§ **Exercise instructions**:
Find the lines that include the string "JSON" and report how many there are. Give no other text.

--- BEGIN ---

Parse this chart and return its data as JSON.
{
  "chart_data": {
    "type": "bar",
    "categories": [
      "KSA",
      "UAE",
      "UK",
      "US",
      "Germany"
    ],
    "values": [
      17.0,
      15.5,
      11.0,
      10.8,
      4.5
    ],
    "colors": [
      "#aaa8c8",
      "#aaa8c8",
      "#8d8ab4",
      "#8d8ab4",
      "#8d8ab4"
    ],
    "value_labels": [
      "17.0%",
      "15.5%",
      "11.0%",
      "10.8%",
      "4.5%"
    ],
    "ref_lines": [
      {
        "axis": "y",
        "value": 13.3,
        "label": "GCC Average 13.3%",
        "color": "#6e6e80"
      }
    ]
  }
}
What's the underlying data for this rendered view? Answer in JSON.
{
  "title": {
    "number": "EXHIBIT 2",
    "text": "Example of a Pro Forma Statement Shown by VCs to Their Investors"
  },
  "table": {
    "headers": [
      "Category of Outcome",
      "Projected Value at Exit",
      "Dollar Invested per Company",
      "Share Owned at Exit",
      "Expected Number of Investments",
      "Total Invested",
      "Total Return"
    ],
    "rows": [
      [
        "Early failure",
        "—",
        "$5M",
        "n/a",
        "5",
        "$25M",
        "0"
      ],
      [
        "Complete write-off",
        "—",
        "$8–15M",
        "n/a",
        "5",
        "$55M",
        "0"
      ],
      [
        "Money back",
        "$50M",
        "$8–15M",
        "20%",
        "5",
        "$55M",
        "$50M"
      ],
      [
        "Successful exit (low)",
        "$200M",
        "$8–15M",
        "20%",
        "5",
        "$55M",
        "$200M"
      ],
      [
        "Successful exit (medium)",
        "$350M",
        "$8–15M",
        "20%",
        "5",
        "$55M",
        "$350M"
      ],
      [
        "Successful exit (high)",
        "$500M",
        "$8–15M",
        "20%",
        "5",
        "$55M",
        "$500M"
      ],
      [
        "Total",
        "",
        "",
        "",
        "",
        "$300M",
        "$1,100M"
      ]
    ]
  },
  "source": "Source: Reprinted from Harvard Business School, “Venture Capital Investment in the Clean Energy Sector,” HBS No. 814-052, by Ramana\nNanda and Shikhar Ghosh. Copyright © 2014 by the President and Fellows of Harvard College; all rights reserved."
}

--- END ---

§ **The answer**:
2